┌────────
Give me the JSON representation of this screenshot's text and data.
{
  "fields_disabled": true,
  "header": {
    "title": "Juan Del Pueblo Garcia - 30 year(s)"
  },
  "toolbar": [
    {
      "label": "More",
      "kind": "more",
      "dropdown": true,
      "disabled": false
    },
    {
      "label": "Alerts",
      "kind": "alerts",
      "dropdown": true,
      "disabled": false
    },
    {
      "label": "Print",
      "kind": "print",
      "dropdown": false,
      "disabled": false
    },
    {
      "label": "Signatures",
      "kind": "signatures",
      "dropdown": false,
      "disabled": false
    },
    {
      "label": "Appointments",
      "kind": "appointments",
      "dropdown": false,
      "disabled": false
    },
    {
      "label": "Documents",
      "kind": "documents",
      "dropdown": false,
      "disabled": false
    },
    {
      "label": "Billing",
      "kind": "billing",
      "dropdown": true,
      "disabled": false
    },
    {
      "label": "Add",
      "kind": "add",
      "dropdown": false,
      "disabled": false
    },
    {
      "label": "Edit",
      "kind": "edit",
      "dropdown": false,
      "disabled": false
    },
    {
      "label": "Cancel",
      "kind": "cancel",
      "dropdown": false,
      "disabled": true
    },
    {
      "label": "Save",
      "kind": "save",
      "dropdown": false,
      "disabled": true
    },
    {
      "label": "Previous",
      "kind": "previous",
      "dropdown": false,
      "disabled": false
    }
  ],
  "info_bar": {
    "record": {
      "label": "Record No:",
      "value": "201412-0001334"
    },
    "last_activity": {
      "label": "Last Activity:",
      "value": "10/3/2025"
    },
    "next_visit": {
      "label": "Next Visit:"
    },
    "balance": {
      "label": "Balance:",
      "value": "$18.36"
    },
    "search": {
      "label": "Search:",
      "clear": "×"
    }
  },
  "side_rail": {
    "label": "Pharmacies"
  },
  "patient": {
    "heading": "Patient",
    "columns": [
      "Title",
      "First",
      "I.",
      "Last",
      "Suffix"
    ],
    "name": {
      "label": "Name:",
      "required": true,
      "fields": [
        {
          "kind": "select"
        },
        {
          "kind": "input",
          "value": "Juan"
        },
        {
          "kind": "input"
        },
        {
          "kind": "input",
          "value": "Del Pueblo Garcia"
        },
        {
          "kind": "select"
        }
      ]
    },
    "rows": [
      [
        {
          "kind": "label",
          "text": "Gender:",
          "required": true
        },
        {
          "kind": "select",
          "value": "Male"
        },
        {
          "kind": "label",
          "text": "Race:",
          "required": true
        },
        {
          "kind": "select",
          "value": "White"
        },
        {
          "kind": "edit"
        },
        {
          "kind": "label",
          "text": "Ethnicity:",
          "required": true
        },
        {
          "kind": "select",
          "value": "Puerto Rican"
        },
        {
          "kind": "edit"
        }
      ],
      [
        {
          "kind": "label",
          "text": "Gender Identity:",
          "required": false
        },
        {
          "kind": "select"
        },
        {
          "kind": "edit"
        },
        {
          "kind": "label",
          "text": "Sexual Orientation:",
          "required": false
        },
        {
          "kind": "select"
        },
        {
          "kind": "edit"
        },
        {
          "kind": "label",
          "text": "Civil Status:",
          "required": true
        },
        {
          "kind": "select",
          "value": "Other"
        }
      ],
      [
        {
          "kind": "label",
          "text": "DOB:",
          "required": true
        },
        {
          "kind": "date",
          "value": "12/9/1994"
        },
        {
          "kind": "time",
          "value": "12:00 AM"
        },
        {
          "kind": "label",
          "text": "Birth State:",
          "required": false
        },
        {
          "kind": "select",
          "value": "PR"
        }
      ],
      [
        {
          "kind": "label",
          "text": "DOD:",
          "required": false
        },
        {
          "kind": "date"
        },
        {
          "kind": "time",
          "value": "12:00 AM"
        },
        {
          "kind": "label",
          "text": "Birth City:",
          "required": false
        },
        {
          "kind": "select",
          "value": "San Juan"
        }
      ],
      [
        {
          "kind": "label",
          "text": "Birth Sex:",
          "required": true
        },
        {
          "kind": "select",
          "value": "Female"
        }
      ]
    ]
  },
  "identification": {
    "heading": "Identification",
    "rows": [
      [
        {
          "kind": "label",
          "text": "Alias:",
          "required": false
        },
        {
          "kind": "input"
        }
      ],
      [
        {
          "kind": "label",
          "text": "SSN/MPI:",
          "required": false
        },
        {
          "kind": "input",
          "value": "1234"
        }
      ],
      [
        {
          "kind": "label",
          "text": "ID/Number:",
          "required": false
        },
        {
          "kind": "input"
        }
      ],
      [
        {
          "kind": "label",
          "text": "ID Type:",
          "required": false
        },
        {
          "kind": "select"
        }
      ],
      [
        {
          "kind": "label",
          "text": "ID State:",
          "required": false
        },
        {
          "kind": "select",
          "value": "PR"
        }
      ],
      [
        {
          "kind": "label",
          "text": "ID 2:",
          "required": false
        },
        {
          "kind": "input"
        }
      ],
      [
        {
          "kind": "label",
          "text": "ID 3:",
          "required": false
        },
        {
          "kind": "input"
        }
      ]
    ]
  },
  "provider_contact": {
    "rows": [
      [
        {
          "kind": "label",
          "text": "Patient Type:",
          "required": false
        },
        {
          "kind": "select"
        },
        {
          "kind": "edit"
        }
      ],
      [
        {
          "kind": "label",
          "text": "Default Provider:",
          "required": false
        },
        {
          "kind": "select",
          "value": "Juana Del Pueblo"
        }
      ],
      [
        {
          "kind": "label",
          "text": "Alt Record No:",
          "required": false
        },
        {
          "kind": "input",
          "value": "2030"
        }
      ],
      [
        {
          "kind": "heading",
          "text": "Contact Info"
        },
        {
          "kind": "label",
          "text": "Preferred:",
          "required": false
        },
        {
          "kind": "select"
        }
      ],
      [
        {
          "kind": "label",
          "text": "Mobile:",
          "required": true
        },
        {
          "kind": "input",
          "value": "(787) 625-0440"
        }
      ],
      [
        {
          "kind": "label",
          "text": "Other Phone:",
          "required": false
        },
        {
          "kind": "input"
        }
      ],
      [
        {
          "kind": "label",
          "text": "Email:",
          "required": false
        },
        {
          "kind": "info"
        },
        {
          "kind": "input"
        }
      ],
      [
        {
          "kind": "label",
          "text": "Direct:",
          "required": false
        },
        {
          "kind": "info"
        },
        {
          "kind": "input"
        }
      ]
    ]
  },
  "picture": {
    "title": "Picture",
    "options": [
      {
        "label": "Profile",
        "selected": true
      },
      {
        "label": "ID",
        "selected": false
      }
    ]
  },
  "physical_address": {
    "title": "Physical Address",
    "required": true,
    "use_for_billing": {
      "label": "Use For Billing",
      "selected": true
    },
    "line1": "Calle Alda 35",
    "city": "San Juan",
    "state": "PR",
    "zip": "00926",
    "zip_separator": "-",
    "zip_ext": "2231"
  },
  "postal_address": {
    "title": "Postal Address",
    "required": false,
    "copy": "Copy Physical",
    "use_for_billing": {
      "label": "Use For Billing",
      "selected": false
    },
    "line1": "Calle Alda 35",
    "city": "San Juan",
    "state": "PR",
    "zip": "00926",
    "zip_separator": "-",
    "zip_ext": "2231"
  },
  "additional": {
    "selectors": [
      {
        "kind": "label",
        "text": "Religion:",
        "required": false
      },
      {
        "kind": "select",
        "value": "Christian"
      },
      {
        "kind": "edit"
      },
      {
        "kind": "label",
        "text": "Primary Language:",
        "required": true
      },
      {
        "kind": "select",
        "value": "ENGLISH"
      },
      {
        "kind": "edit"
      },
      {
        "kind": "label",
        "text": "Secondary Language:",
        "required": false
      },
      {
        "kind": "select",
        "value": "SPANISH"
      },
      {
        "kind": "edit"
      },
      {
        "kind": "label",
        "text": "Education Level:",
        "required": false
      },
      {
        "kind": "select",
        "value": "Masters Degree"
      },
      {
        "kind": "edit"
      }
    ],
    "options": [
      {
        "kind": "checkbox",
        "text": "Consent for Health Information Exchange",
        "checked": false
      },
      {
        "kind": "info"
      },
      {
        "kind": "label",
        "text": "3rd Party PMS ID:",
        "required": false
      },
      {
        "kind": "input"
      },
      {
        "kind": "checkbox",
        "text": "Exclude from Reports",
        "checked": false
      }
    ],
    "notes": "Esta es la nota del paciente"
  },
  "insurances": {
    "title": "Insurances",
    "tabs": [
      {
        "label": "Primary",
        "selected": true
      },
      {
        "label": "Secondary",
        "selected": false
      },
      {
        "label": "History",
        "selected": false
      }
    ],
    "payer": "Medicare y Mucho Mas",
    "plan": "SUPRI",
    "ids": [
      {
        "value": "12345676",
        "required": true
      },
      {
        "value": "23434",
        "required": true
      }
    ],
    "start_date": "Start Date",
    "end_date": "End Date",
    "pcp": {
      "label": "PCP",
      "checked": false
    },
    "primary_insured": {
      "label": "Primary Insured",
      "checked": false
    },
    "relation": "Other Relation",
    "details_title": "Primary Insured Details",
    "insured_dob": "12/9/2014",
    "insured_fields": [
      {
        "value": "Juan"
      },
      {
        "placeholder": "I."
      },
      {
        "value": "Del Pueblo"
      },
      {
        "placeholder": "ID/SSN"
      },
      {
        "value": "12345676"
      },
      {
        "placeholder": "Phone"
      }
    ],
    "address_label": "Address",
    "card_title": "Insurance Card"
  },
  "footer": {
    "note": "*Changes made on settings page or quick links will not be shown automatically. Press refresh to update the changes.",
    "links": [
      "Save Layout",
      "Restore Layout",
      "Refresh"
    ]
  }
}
└────────
**Set task**
The word "Other" appears in how many lines of the data? Answer with only the number.

**Output for this task**
3